• _Do this_
Arrange the lines below into a numbered list, omitting any blank lines and leaving the pictures out of your answer.

(Spatial layout data)
━━━━━━
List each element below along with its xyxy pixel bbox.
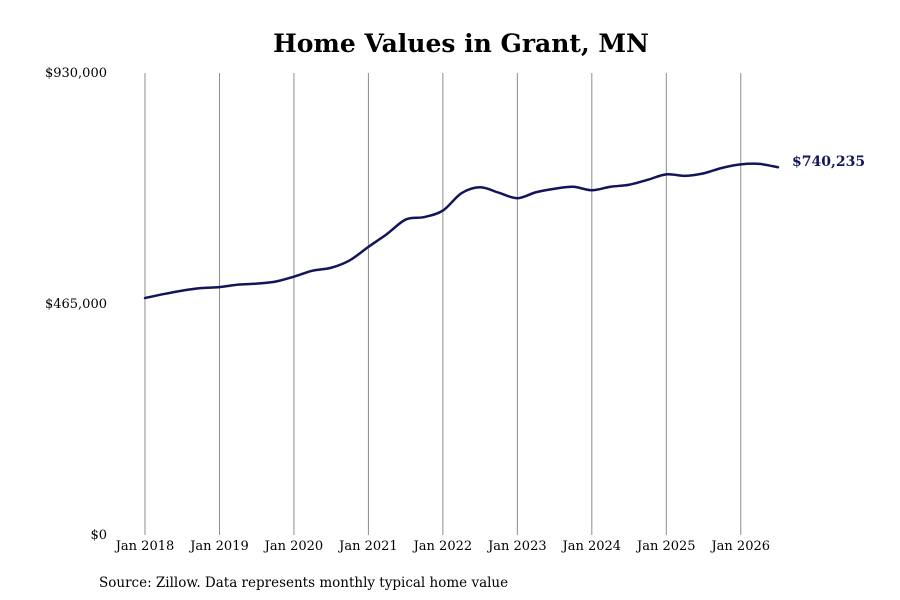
source-note: Source: Zillow. Data represents monthly …: [99, 575, 508, 591]
y-tick-label: $0: [90, 528, 107, 543]
x-axis-ticks: Jan 2018 Jan 2019 Jan 2020 Jan 2021 Jan 2022…: [114, 539, 770, 554]
y-tick-label: $930,000: [45, 66, 107, 81]
series-line: [143, 162, 780, 300]
x-tick-label: Jan 2023: [486, 539, 547, 554]
grid-lines: [144, 73, 742, 535]
y-axis-ticks: $0 $465,000 $930,000: [45, 66, 107, 543]
x-tick-label: Jan 2025: [635, 539, 696, 554]
x-tick-label: Jan 2026: [709, 539, 770, 554]
y-tick-label: $465,000: [45, 297, 107, 312]
x-tick-label: Jan 2020: [263, 539, 324, 554]
chart-title: Home Values in Grant, MN: [273, 29, 649, 58]
x-tick-label: Jan 2022: [412, 539, 473, 554]
x-tick-label: Jan 2021: [337, 539, 398, 554]
x-tick-label: Jan 2024: [561, 539, 622, 554]
end-value-label: $740,235: [792, 154, 865, 170]
x-tick-label: Jan 2018: [114, 539, 175, 554]
x-tick-label: Jan 2019: [188, 539, 249, 554]
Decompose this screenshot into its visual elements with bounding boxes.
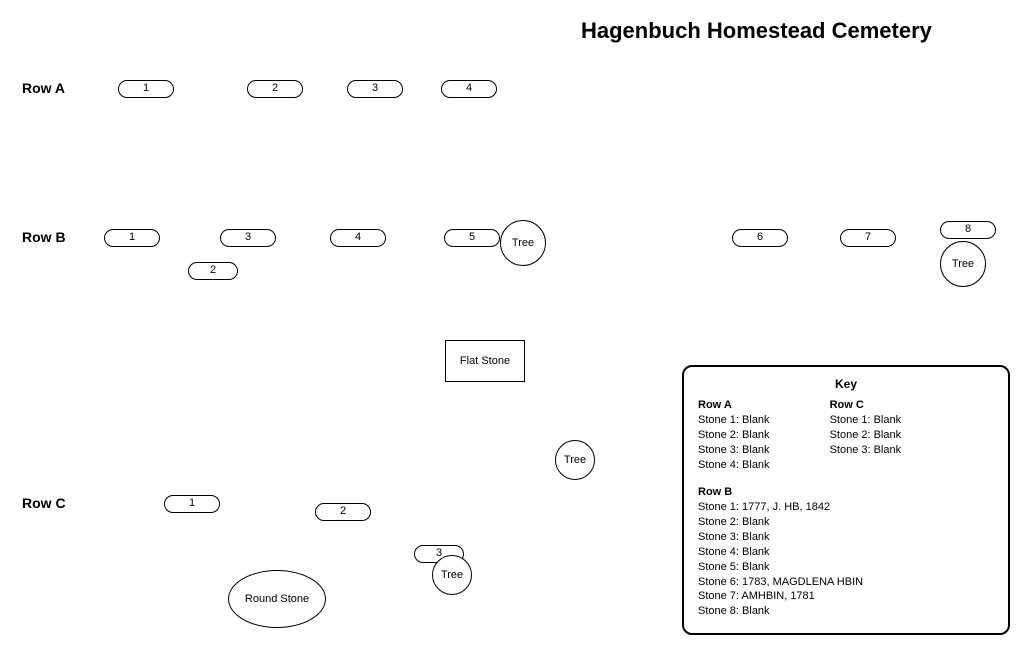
stone-b2: 2 xyxy=(188,262,238,280)
tree-c3: Tree xyxy=(432,555,472,595)
stone-b6: 6 xyxy=(732,229,788,247)
key-row-c-line: Stone 3: Blank xyxy=(830,443,902,458)
stone-a2: 2 xyxy=(247,80,303,98)
stone-b7: 7 xyxy=(840,229,896,247)
key-row-b-line: Stone 8: Blank xyxy=(698,604,994,619)
stone-b3: 3 xyxy=(220,229,276,247)
key-row-b-line: Stone 3: Blank xyxy=(698,530,994,545)
stone-c1: 1 xyxy=(164,495,220,513)
tree-b8: Tree xyxy=(940,241,986,287)
key-row-a-line: Stone 4: Blank xyxy=(698,458,770,473)
key-row-b: Row B Stone 1: 1777, J. HB, 1842 Stone 2… xyxy=(698,486,994,619)
key-title: Key xyxy=(698,377,994,391)
key-row-b-line: Stone 6: 1783, MAGDLENA HBIN xyxy=(698,575,994,590)
key-row-a-title: Row A xyxy=(698,399,770,411)
key-row-b-line: Stone 1: 1777, J. HB, 1842 xyxy=(698,500,994,515)
key-row-c: Row C Stone 1: Blank Stone 2: Blank Ston… xyxy=(830,399,902,472)
key-row-c-line: Stone 1: Blank xyxy=(830,413,902,428)
stone-b4: 4 xyxy=(330,229,386,247)
key-row-a-line: Stone 1: Blank xyxy=(698,413,770,428)
key-row-c-line: Stone 2: Blank xyxy=(830,428,902,443)
key-row-c-title: Row C xyxy=(830,399,902,411)
stone-b1: 1 xyxy=(104,229,160,247)
stone-b5: 5 xyxy=(444,229,500,247)
key-row-b-line: Stone 5: Blank xyxy=(698,560,994,575)
stone-a3: 3 xyxy=(347,80,403,98)
stone-c2: 2 xyxy=(315,503,371,521)
tree-mid: Tree xyxy=(555,440,595,480)
key-row-a-line: Stone 3: Blank xyxy=(698,443,770,458)
key-box: Key Row A Stone 1: Blank Stone 2: Blank … xyxy=(682,365,1010,635)
key-row-a-line: Stone 2: Blank xyxy=(698,428,770,443)
row-b-label: Row B xyxy=(22,229,66,245)
key-row-a: Row A Stone 1: Blank Stone 2: Blank Ston… xyxy=(698,399,770,472)
stone-a1: 1 xyxy=(118,80,174,98)
page-title: Hagenbuch Homestead Cemetery xyxy=(581,18,932,44)
round-stone: Round Stone xyxy=(228,570,326,628)
key-row-b-line: Stone 7: AMHBIN, 1781 xyxy=(698,589,994,604)
stone-a4: 4 xyxy=(441,80,497,98)
stone-b8: 8 xyxy=(940,221,996,239)
key-row-b-line: Stone 4: Blank xyxy=(698,545,994,560)
flat-stone: Flat Stone xyxy=(445,340,525,382)
key-row-b-line: Stone 2: Blank xyxy=(698,515,994,530)
row-a-label: Row A xyxy=(22,80,65,96)
key-row-b-title: Row B xyxy=(698,486,994,498)
row-c-label: Row C xyxy=(22,495,66,511)
tree-b5: Tree xyxy=(500,220,546,266)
━━━━━━
• _Task solution_
1. List each element below along with its xyxy pixel bbox.
2. source-note: Source: Zillow. Data represents monthly …: [99, 575, 508, 591]
3. y-tick-label: $0: [90, 528, 107, 543]
4. x-axis-ticks: Jan 2018 Jan 2019 Jan 2020 Jan 2021 Jan 2022…: [114, 539, 770, 554]
5. y-tick-label: $930,000: [45, 66, 107, 81]
6. series-line: [143, 162, 780, 300]
7. x-tick-label: Jan 2023: [486, 539, 547, 554]
8. grid-lines: [144, 73, 742, 535]
9. y-axis-ticks: $0 $465,000 $930,000: [45, 66, 107, 543]
10. x-tick-label: Jan 2025: [635, 539, 696, 554]
11. x-tick-label: Jan 2026: [709, 539, 770, 554]
12. y-tick-label: $465,000: [45, 297, 107, 312]
13. x-tick-label: Jan 2020: [263, 539, 324, 554]
14. chart-title: Home Values in Grant, MN: [273, 29, 649, 58]
15. x-tick-label: Jan 2022: [412, 539, 473, 554]
16. x-tick-label: Jan 2021: [337, 539, 398, 554]
17. x-tick-label: Jan 2024: [561, 539, 622, 554]
18. end-value-label: $740,235: [792, 154, 865, 170]
19. x-tick-label: Jan 2018: [114, 539, 175, 554]
20. x-tick-label: Jan 2019: [188, 539, 249, 554]
21. Decompose this screenshot into its visual elements with bounding boxes.
22. stone-b2: 2 xyxy=(188,262,238,280)
23. tree-c3: Tree xyxy=(432,555,472,595)
24. stone-b6: 6 xyxy=(732,229,788,247)
25. key-row-c-line: Stone 3: Blank xyxy=(830,443,902,458)
26. stone-a2: 2 xyxy=(247,80,303,98)
27. stone-b7: 7 xyxy=(840,229,896,247)
28. key-row-b-line: Stone 8: Blank xyxy=(698,604,994,619)
29. stone-b3: 3 xyxy=(220,229,276,247)
30. key-row-b-line: Stone 3: Blank xyxy=(698,530,994,545)
31. stone-c1: 1 xyxy=(164,495,220,513)
32. tree-b8: Tree xyxy=(940,241,986,287)
33. key-row-a-line: Stone 4: Blank xyxy=(698,458,770,473)
34. key-row-b: Row B Stone 1: 1777, J. HB, 1842 Stone 2… xyxy=(698,486,994,619)
35. key-title: Key xyxy=(698,377,994,391)
36. key-row-b-line: Stone 6: 1783, MAGDLENA HBIN xyxy=(698,575,994,590)
37. key-row-a-title: Row A xyxy=(698,399,770,411)
38. key-row-b-line: Stone 1: 1777, J. HB, 1842 xyxy=(698,500,994,515)
39. key-row-c: Row C Stone 1: Blank Stone 2: Blank Ston… xyxy=(830,399,902,472)
40. key-row-c-line: Stone 1: Blank xyxy=(830,413,902,428)
41. stone-b4: 4 xyxy=(330,229,386,247)
42. key-row-a-line: Stone 1: Blank xyxy=(698,413,770,428)
43. key-row-c-line: Stone 2: Blank xyxy=(830,428,902,443)
44. key-row-c-title: Row C xyxy=(830,399,902,411)
45. stone-b1: 1 xyxy=(104,229,160,247)
46. stone-b5: 5 xyxy=(444,229,500,247)
47. key-row-b-line: Stone 5: Blank xyxy=(698,560,994,575)
48. stone-a3: 3 xyxy=(347,80,403,98)
49. stone-c2: 2 xyxy=(315,503,371,521)
50. tree-mid: Tree xyxy=(555,440,595,480)
51. key-row-a-line: Stone 3: Blank xyxy=(698,443,770,458)
52. key-box: Key Row A Stone 1: Blank Stone 2: Blank … xyxy=(682,365,1010,635)
53. key-row-a-line: Stone 2: Blank xyxy=(698,428,770,443)
54. row-b-label: Row B xyxy=(22,229,66,245)
55. key-row-a: Row A Stone 1: Blank Stone 2: Blank Ston… xyxy=(698,399,770,472)
56. stone-a1: 1 xyxy=(118,80,174,98)
57. page-title: Hagenbuch Homestead Cemetery xyxy=(581,18,932,44)
58. round-stone: Round Stone xyxy=(228,570,326,628)
59. key-row-b-line: Stone 7: AMHBIN, 1781 xyxy=(698,589,994,604)
60. stone-a4: 4 xyxy=(441,80,497,98)
61. stone-b8: 8 xyxy=(940,221,996,239)
62. key-row-b-line: Stone 4: Blank xyxy=(698,545,994,560)
63. flat-stone: Flat Stone xyxy=(445,340,525,382)
64. key-row-b-line: Stone 2: Blank xyxy=(698,515,994,530)
65. row-a-label: Row A xyxy=(22,80,65,96)
66. key-row-b-title: Row B xyxy=(698,486,994,498)
67. row-c-label: Row C xyxy=(22,495,66,511)
68. tree-b5: Tree xyxy=(500,220,546,266)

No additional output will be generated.